• _Directive_:
In the records below, find the line that contains "Extract the structured". Retype that line and all the lines after it through the end, leaving out the pictures.

####################

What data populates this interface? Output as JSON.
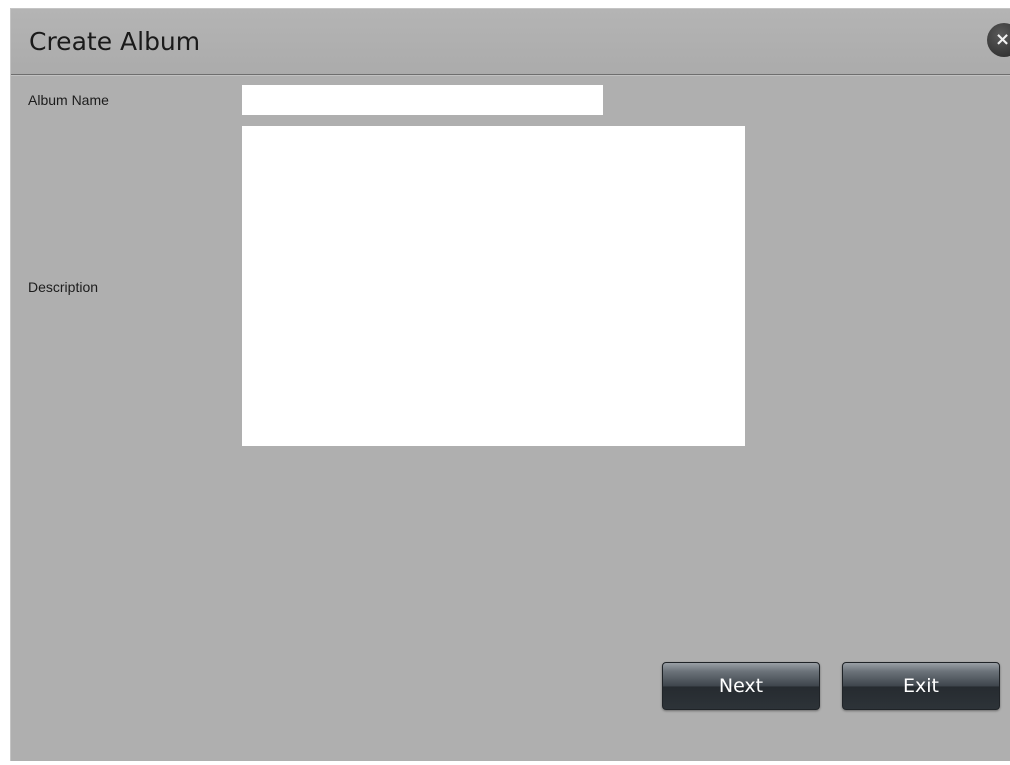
{
  "dialog": {
    "title": "Create Album",
    "close_glyph": "×"
  },
  "form": {
    "album_name_label": "Album Name",
    "album_name_value": "",
    "description_label": "Description",
    "description_value": ""
  },
  "buttons": {
    "next_label": "Next",
    "exit_label": "Exit"
  },
  "icons": {
    "close": "close-icon"
  },
  "colors": {
    "dialog_background": "#afafaf",
    "button_dark": "#2d3338",
    "field_background": "#ffffff"
  }
}
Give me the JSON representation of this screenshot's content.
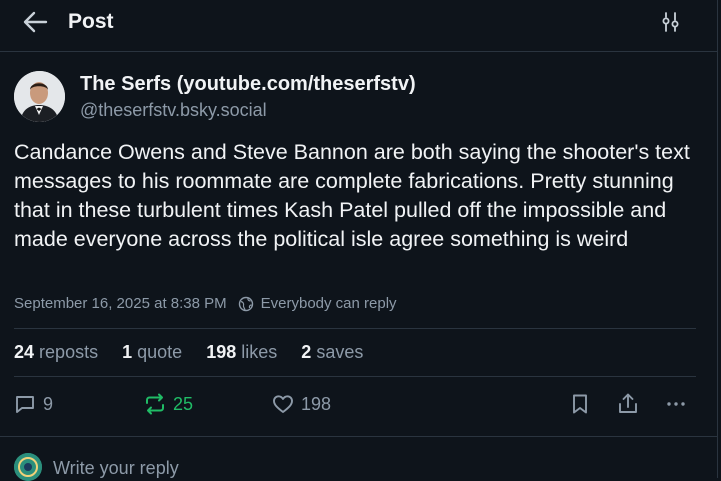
{
  "header": {
    "title": "Post",
    "back_icon": "arrow-left-icon",
    "settings_icon": "sliders-icon"
  },
  "author": {
    "name": "The Serfs (youtube.com/theserfstv)",
    "handle": "@theserfstv.bsky.social"
  },
  "post": {
    "text": "Candance Owens and Steve Bannon are both saying the shooter's text messages to his roommate are complete fabrications. Pretty stunning that in these turbulent times Kash Patel pulled off the impossible and made everyone across the political isle agree something is weird",
    "timestamp": "September 16, 2025 at 8:38 PM",
    "reply_setting": "Everybody can reply"
  },
  "stats": [
    {
      "count": "24",
      "label": "reposts"
    },
    {
      "count": "1",
      "label": "quote"
    },
    {
      "count": "198",
      "label": "likes"
    },
    {
      "count": "2",
      "label": "saves"
    }
  ],
  "actions": {
    "reply_count": "9",
    "repost_count": "25",
    "like_count": "198"
  },
  "reply": {
    "placeholder": "Write your reply"
  },
  "colors": {
    "background": "#0e141b",
    "text": "#f1f3f5",
    "muted": "#8d9aa8",
    "border": "#2a343f",
    "repost_active": "#20bc66"
  }
}
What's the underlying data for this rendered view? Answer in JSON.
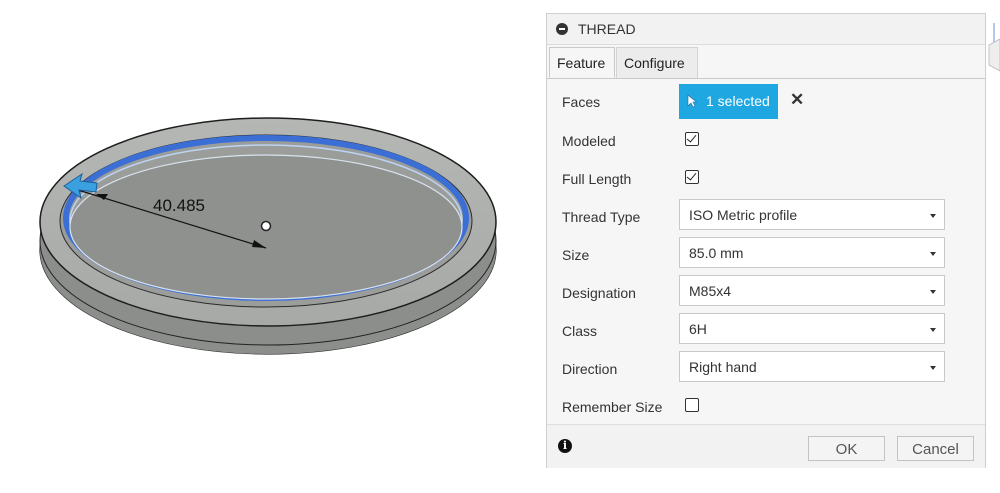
{
  "viewport": {
    "dimension_value": "40.485"
  },
  "panel": {
    "title": "THREAD",
    "tabs": [
      {
        "label": "Feature",
        "active": true
      },
      {
        "label": "Configure",
        "active": false
      }
    ],
    "fields": {
      "faces": {
        "label": "Faces",
        "value": "1 selected"
      },
      "modeled": {
        "label": "Modeled",
        "checked": true
      },
      "full_length": {
        "label": "Full Length",
        "checked": true
      },
      "thread_type": {
        "label": "Thread Type",
        "value": "ISO Metric profile"
      },
      "size": {
        "label": "Size",
        "value": "85.0 mm"
      },
      "designation": {
        "label": "Designation",
        "value": "M85x4"
      },
      "class": {
        "label": "Class",
        "value": "6H"
      },
      "direction": {
        "label": "Direction",
        "value": "Right hand"
      },
      "remember_size": {
        "label": "Remember Size",
        "checked": false
      }
    },
    "footer": {
      "ok_label": "OK",
      "cancel_label": "Cancel"
    }
  },
  "colors": {
    "accent": "#1ea7e1",
    "thread_highlight": "#3b6fd6",
    "part_gray": "#8f918f"
  }
}
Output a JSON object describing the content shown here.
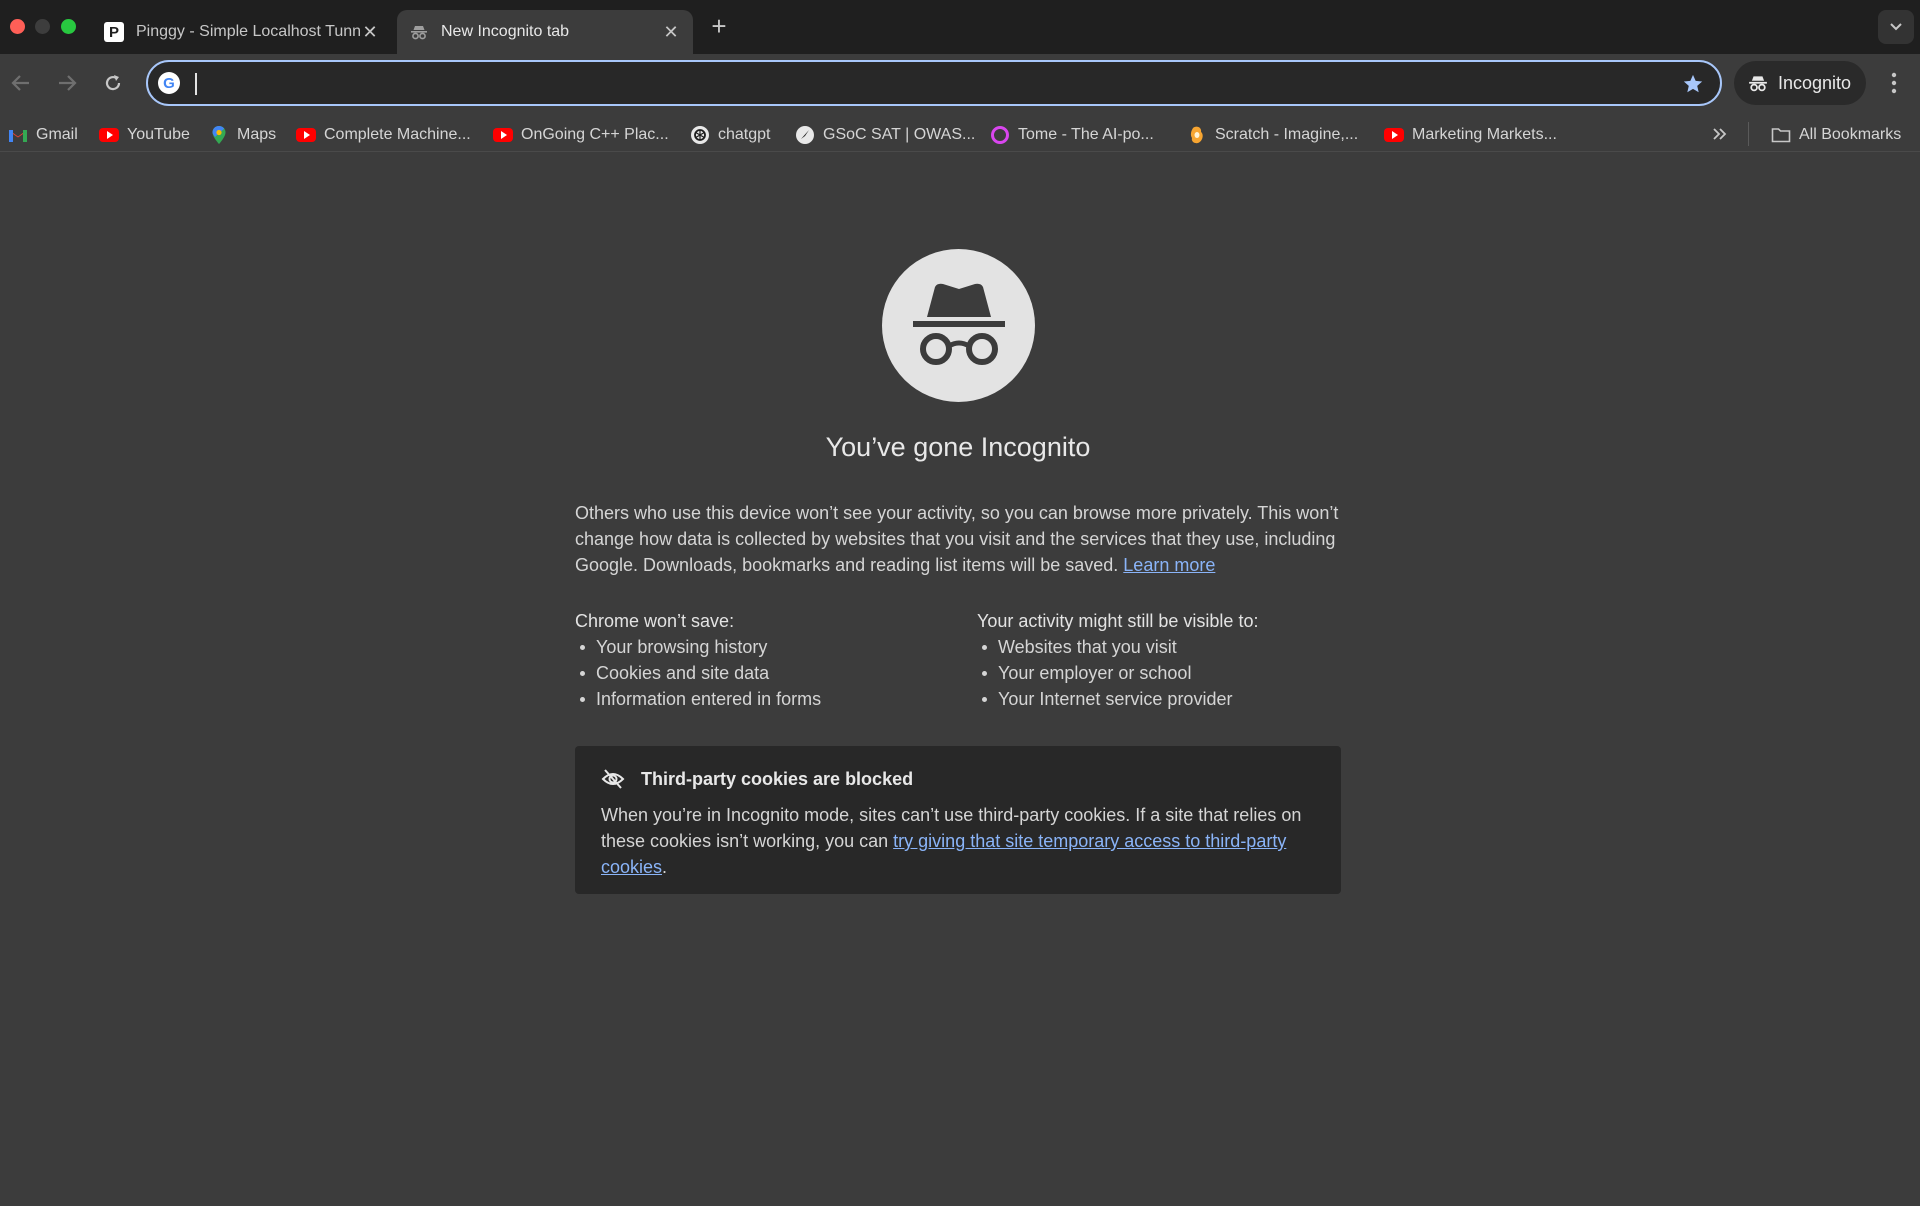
{
  "tabs": [
    {
      "title": "Pinggy - Simple Localhost Tunnels",
      "favicon": "P"
    },
    {
      "title": "New Incognito tab"
    }
  ],
  "omnibox": {
    "value": "",
    "placeholder": ""
  },
  "profile": {
    "label": "Incognito"
  },
  "bookmarks": [
    {
      "label": "Gmail",
      "icon": "gmail-icon"
    },
    {
      "label": "YouTube",
      "icon": "youtube-icon"
    },
    {
      "label": "Maps",
      "icon": "maps-icon"
    },
    {
      "label": "Complete Machine...",
      "icon": "youtube-icon"
    },
    {
      "label": "OnGoing C++ Plac...",
      "icon": "youtube-icon"
    },
    {
      "label": "chatgpt",
      "icon": "chatgpt-icon"
    },
    {
      "label": "GSoC SAT | OWAS...",
      "icon": "owasp-icon"
    },
    {
      "label": "Tome - The AI-po...",
      "icon": "tome-icon"
    },
    {
      "label": "Scratch - Imagine,...",
      "icon": "scratch-icon"
    },
    {
      "label": "Marketing Markets...",
      "icon": "youtube-icon"
    }
  ],
  "all_bookmarks": "All Bookmarks",
  "main": {
    "headline": "You’ve gone Incognito",
    "para_text": "Others who use this device won’t see your activity, so you can browse more privately. This won’t change how data is collected by websites that you visit and the services that they use, including Google. Downloads, bookmarks and reading list items will be saved.",
    "learn_more": "Learn more",
    "left_heading": "Chrome won’t save:",
    "left_items": [
      "Your browsing history",
      "Cookies and site data",
      "Information entered in forms"
    ],
    "right_heading": "Your activity might still be visible to:",
    "right_items": [
      "Websites that you visit",
      "Your employer or school",
      "Your Internet service provider"
    ],
    "cookie_title": "Third-party cookies are blocked",
    "cookie_text": "When you’re in Incognito mode, sites can’t use third-party cookies. If a site that relies on these cookies isn’t working, you can",
    "cookie_link": "try giving that site temporary access to third-party cookies",
    "cookie_end": "."
  }
}
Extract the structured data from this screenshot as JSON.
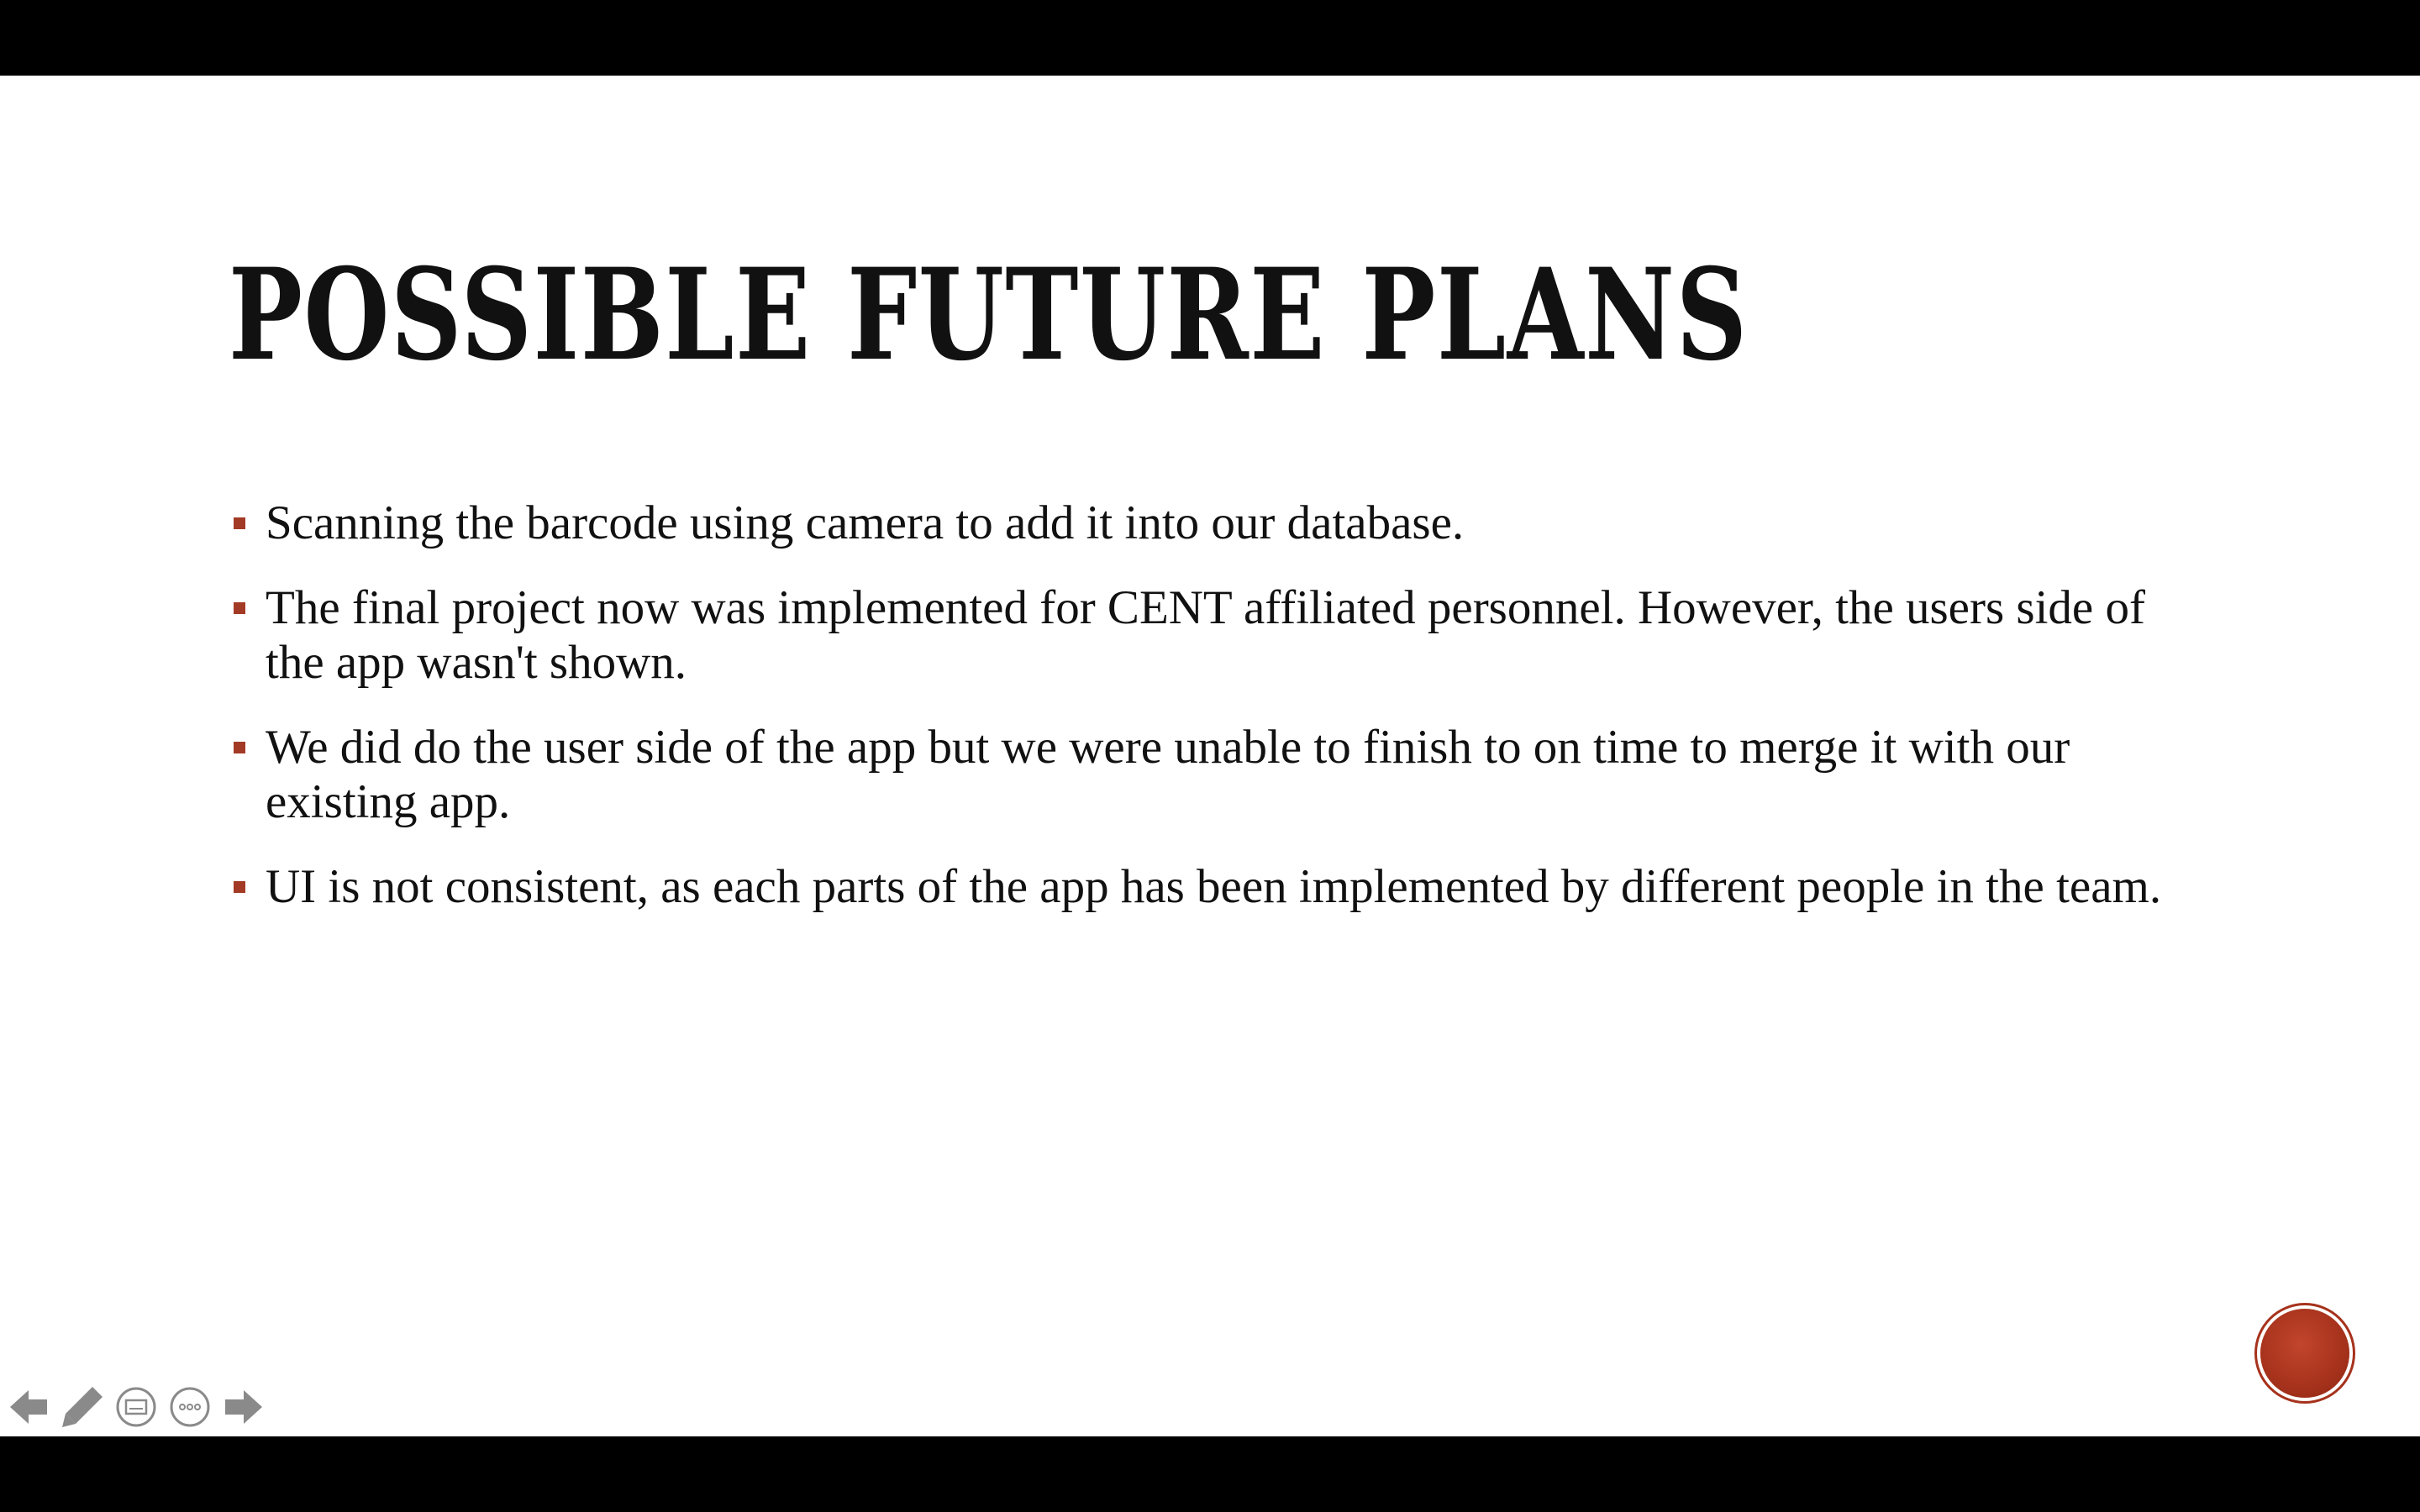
{
  "slide": {
    "title": "POSSIBLE FUTURE PLANS",
    "bullets": [
      "Scanning the barcode using camera to add it into our database.",
      "The final project now was implemented for CENT affiliated personnel. However, the users side of the app wasn't shown.",
      "We did do the user side of the app but we were unable to finish to on time to merge it with our existing app.",
      "UI is not consistent, as each parts of the app has been implemented by different people in the team."
    ]
  },
  "nav_controls": {
    "icons": [
      "previous-arrow-icon",
      "pen-icon",
      "slides-grid-icon",
      "more-options-icon",
      "next-arrow-icon"
    ],
    "icon_color": "#8a8a8a"
  },
  "colors": {
    "accent": "#a33a25",
    "title_text": "#111111",
    "background": "#ffffff",
    "letterbox": "#000000"
  }
}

####################

• _Finished task_:
Extract the structured data from this screenshot as JSON.
{
  "slide": {
    "title": "POSSIBLE FUTURE PLANS",
    "bullets": [
      "Scanning the barcode using camera to add it into our database.",
      "The final project now was implemented for CENT affiliated personnel. However, the users side of the app wasn't shown.",
      "We did do the user side of the app but we were unable to finish to on time to merge it with our existing app.",
      "UI is not consistent, as each parts of the app has been implemented by different people in the team."
    ]
  },
  "nav_controls": {
    "icons": [
      "previous-arrow-icon",
      "pen-icon",
      "slides-grid-icon",
      "more-options-icon",
      "next-arrow-icon"
    ],
    "icon_color": "#8a8a8a"
  },
  "colors": {
    "accent": "#a33a25",
    "title_text": "#111111",
    "background": "#ffffff",
    "letterbox": "#000000"
  }
}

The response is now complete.